• Work required: Indicate only the number of lines in the listing below in which the word "JSON" appears.

• Exercise material:
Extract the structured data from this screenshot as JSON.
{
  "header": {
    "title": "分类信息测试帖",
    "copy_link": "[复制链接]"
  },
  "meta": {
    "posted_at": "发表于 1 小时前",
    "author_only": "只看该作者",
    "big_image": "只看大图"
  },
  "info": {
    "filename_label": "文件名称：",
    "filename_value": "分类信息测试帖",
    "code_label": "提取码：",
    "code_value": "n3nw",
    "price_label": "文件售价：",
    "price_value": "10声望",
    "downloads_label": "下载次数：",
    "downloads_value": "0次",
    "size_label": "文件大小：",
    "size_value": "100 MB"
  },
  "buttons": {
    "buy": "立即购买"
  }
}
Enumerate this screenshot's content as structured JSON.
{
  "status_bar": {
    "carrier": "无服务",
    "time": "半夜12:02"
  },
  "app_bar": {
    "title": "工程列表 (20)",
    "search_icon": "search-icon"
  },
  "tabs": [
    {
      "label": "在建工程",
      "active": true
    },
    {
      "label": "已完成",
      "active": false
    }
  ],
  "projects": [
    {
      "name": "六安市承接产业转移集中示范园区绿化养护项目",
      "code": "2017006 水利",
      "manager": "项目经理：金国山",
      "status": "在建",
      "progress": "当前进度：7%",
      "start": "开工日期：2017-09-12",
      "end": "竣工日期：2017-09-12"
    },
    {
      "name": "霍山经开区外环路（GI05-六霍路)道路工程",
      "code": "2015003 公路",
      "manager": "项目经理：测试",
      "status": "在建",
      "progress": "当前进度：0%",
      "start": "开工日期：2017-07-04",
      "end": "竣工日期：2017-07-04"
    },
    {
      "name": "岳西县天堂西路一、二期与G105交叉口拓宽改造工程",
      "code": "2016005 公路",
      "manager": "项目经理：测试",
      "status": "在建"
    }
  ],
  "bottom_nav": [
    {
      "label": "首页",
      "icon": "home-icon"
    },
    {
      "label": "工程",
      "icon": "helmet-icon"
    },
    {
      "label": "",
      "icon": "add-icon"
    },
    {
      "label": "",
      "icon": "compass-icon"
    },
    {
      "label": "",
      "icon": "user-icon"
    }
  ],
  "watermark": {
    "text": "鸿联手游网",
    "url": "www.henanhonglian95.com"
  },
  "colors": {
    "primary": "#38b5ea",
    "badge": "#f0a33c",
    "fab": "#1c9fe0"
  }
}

• Exercise response: 2